A verbatim copy of the records is required, with all pictures left out.

*** Opening of Provided records ***

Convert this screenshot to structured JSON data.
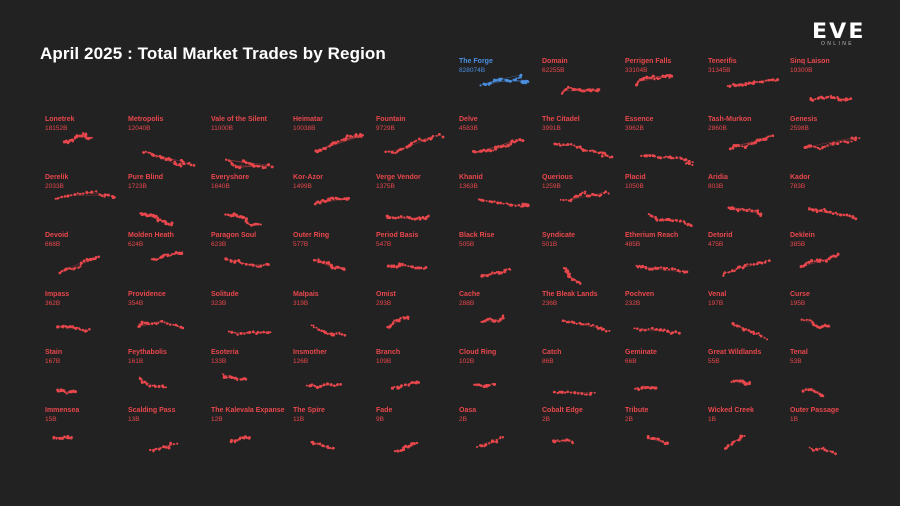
{
  "chart_data": {
    "type": "small-multiples",
    "title": "April 2025 : Total Market Trades by Region",
    "highlight_color": "#4a8fe0",
    "default_color": "#e8474c",
    "background": "#222222",
    "regions": [
      {
        "name": "The Forge",
        "value": "828074B",
        "highlight": true
      },
      {
        "name": "Domain",
        "value": "62255B"
      },
      {
        "name": "Perrigen Falls",
        "value": "33104B"
      },
      {
        "name": "Tenerifis",
        "value": "31345B"
      },
      {
        "name": "Sinq Laison",
        "value": "19300B"
      },
      {
        "name": "Lonetrek",
        "value": "18152B"
      },
      {
        "name": "Metropolis",
        "value": "12040B"
      },
      {
        "name": "Vale of the Silent",
        "value": "11000B"
      },
      {
        "name": "Heimatar",
        "value": "10038B"
      },
      {
        "name": "Fountain",
        "value": "9729B"
      },
      {
        "name": "Delve",
        "value": "4583B"
      },
      {
        "name": "The Citadel",
        "value": "3991B"
      },
      {
        "name": "Essence",
        "value": "3962B"
      },
      {
        "name": "Tash-Murkon",
        "value": "2860B"
      },
      {
        "name": "Genesis",
        "value": "2598B"
      },
      {
        "name": "Derelik",
        "value": "2033B"
      },
      {
        "name": "Pure Blind",
        "value": "1723B"
      },
      {
        "name": "Everyshore",
        "value": "1640B"
      },
      {
        "name": "Kor-Azor",
        "value": "1499B"
      },
      {
        "name": "Verge Vendor",
        "value": "1375B"
      },
      {
        "name": "Khanid",
        "value": "1363B"
      },
      {
        "name": "Querious",
        "value": "1259B"
      },
      {
        "name": "Placid",
        "value": "1050B"
      },
      {
        "name": "Aridia",
        "value": "803B"
      },
      {
        "name": "Kador",
        "value": "783B"
      },
      {
        "name": "Devoid",
        "value": "668B"
      },
      {
        "name": "Molden Heath",
        "value": "624B"
      },
      {
        "name": "Paragon Soul",
        "value": "623B"
      },
      {
        "name": "Outer Ring",
        "value": "577B"
      },
      {
        "name": "Period Basis",
        "value": "547B"
      },
      {
        "name": "Black Rise",
        "value": "505B"
      },
      {
        "name": "Syndicate",
        "value": "501B"
      },
      {
        "name": "Etherium Reach",
        "value": "485B"
      },
      {
        "name": "Detorid",
        "value": "475B"
      },
      {
        "name": "Deklein",
        "value": "385B"
      },
      {
        "name": "Impass",
        "value": "362B"
      },
      {
        "name": "Providence",
        "value": "354B"
      },
      {
        "name": "Solitude",
        "value": "323B"
      },
      {
        "name": "Malpais",
        "value": "319B"
      },
      {
        "name": "Omist",
        "value": "293B"
      },
      {
        "name": "Cache",
        "value": "288B"
      },
      {
        "name": "The Bleak Lands",
        "value": "236B"
      },
      {
        "name": "Pochven",
        "value": "232B"
      },
      {
        "name": "Venal",
        "value": "197B"
      },
      {
        "name": "Curse",
        "value": "195B"
      },
      {
        "name": "Stain",
        "value": "167B"
      },
      {
        "name": "Feythabolis",
        "value": "161B"
      },
      {
        "name": "Esoteria",
        "value": "133B"
      },
      {
        "name": "Insmother",
        "value": "126B"
      },
      {
        "name": "Branch",
        "value": "109B"
      },
      {
        "name": "Cloud Ring",
        "value": "102B"
      },
      {
        "name": "Catch",
        "value": "86B"
      },
      {
        "name": "Geminate",
        "value": "66B"
      },
      {
        "name": "Great Wildlands",
        "value": "55B"
      },
      {
        "name": "Tenal",
        "value": "53B"
      },
      {
        "name": "Immensea",
        "value": "15B"
      },
      {
        "name": "Scalding Pass",
        "value": "13B"
      },
      {
        "name": "The Kalevala Expanse",
        "value": "12B"
      },
      {
        "name": "The Spire",
        "value": "11B"
      },
      {
        "name": "Fade",
        "value": "9B"
      },
      {
        "name": "Oasa",
        "value": "2B"
      },
      {
        "name": "Cobalt Edge",
        "value": "2B"
      },
      {
        "name": "Tribute",
        "value": "2B"
      },
      {
        "name": "Wicked Creek",
        "value": "1B"
      },
      {
        "name": "Outer Passage",
        "value": "1B"
      }
    ]
  },
  "logo": {
    "mark": "EVE",
    "sub": "ONLINE"
  }
}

*** Close of Provided records ***

## Task output
Convert this screenshot to structured JSON data.
{
  "chart_data": {
    "type": "small-multiples",
    "title": "April 2025 : Total Market Trades by Region",
    "highlight_color": "#4a8fe0",
    "default_color": "#e8474c",
    "background": "#222222",
    "regions": [
      {
        "name": "The Forge",
        "value": "828074B",
        "highlight": true
      },
      {
        "name": "Domain",
        "value": "62255B"
      },
      {
        "name": "Perrigen Falls",
        "value": "33104B"
      },
      {
        "name": "Tenerifis",
        "value": "31345B"
      },
      {
        "name": "Sinq Laison",
        "value": "19300B"
      },
      {
        "name": "Lonetrek",
        "value": "18152B"
      },
      {
        "name": "Metropolis",
        "value": "12040B"
      },
      {
        "name": "Vale of the Silent",
        "value": "11000B"
      },
      {
        "name": "Heimatar",
        "value": "10038B"
      },
      {
        "name": "Fountain",
        "value": "9729B"
      },
      {
        "name": "Delve",
        "value": "4583B"
      },
      {
        "name": "The Citadel",
        "value": "3991B"
      },
      {
        "name": "Essence",
        "value": "3962B"
      },
      {
        "name": "Tash-Murkon",
        "value": "2860B"
      },
      {
        "name": "Genesis",
        "value": "2598B"
      },
      {
        "name": "Derelik",
        "value": "2033B"
      },
      {
        "name": "Pure Blind",
        "value": "1723B"
      },
      {
        "name": "Everyshore",
        "value": "1640B"
      },
      {
        "name": "Kor-Azor",
        "value": "1499B"
      },
      {
        "name": "Verge Vendor",
        "value": "1375B"
      },
      {
        "name": "Khanid",
        "value": "1363B"
      },
      {
        "name": "Querious",
        "value": "1259B"
      },
      {
        "name": "Placid",
        "value": "1050B"
      },
      {
        "name": "Aridia",
        "value": "803B"
      },
      {
        "name": "Kador",
        "value": "783B"
      },
      {
        "name": "Devoid",
        "value": "668B"
      },
      {
        "name": "Molden Heath",
        "value": "624B"
      },
      {
        "name": "Paragon Soul",
        "value": "623B"
      },
      {
        "name": "Outer Ring",
        "value": "577B"
      },
      {
        "name": "Period Basis",
        "value": "547B"
      },
      {
        "name": "Black Rise",
        "value": "505B"
      },
      {
        "name": "Syndicate",
        "value": "501B"
      },
      {
        "name": "Etherium Reach",
        "value": "485B"
      },
      {
        "name": "Detorid",
        "value": "475B"
      },
      {
        "name": "Deklein",
        "value": "385B"
      },
      {
        "name": "Impass",
        "value": "362B"
      },
      {
        "name": "Providence",
        "value": "354B"
      },
      {
        "name": "Solitude",
        "value": "323B"
      },
      {
        "name": "Malpais",
        "value": "319B"
      },
      {
        "name": "Omist",
        "value": "293B"
      },
      {
        "name": "Cache",
        "value": "288B"
      },
      {
        "name": "The Bleak Lands",
        "value": "236B"
      },
      {
        "name": "Pochven",
        "value": "232B"
      },
      {
        "name": "Venal",
        "value": "197B"
      },
      {
        "name": "Curse",
        "value": "195B"
      },
      {
        "name": "Stain",
        "value": "167B"
      },
      {
        "name": "Feythabolis",
        "value": "161B"
      },
      {
        "name": "Esoteria",
        "value": "133B"
      },
      {
        "name": "Insmother",
        "value": "126B"
      },
      {
        "name": "Branch",
        "value": "109B"
      },
      {
        "name": "Cloud Ring",
        "value": "102B"
      },
      {
        "name": "Catch",
        "value": "86B"
      },
      {
        "name": "Geminate",
        "value": "66B"
      },
      {
        "name": "Great Wildlands",
        "value": "55B"
      },
      {
        "name": "Tenal",
        "value": "53B"
      },
      {
        "name": "Immensea",
        "value": "15B"
      },
      {
        "name": "Scalding Pass",
        "value": "13B"
      },
      {
        "name": "The Kalevala Expanse",
        "value": "12B"
      },
      {
        "name": "The Spire",
        "value": "11B"
      },
      {
        "name": "Fade",
        "value": "9B"
      },
      {
        "name": "Oasa",
        "value": "2B"
      },
      {
        "name": "Cobalt Edge",
        "value": "2B"
      },
      {
        "name": "Tribute",
        "value": "2B"
      },
      {
        "name": "Wicked Creek",
        "value": "1B"
      },
      {
        "name": "Outer Passage",
        "value": "1B"
      }
    ]
  },
  "logo": {
    "mark": "EVE",
    "sub": "ONLINE"
  }
}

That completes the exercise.